Task statement: Find the lines of data that contain the string "pptest", then list them.

::: Raw data :::

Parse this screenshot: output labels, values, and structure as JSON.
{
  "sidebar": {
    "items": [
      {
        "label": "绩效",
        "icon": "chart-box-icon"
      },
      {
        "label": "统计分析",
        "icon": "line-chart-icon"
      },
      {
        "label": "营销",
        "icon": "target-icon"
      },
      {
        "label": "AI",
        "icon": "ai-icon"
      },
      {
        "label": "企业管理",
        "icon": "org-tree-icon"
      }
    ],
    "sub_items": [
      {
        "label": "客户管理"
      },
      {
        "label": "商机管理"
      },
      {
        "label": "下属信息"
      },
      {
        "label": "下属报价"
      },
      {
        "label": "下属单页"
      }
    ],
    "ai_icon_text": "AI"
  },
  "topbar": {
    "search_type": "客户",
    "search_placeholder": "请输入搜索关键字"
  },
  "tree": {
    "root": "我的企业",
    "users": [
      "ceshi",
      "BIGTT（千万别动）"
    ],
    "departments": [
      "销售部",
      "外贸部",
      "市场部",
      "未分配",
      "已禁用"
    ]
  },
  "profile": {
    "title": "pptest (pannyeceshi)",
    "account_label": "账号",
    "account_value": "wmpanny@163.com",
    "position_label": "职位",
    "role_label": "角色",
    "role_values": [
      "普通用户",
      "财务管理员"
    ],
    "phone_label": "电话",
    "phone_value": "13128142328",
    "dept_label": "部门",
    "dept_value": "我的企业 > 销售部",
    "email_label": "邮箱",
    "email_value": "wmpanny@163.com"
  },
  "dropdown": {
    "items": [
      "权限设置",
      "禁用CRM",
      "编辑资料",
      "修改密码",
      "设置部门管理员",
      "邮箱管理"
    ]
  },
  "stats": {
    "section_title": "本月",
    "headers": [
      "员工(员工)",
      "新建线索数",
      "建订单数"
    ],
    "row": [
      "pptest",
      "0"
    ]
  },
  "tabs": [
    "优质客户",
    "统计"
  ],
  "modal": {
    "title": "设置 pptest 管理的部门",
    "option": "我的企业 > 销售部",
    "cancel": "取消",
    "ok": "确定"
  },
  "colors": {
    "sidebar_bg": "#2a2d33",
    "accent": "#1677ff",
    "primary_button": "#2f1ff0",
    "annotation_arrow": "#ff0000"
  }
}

:::

Output below:
    "title": "pptest (pannyeceshi)",
      "pptest",
    "title": "设置 pptest 管理的部门",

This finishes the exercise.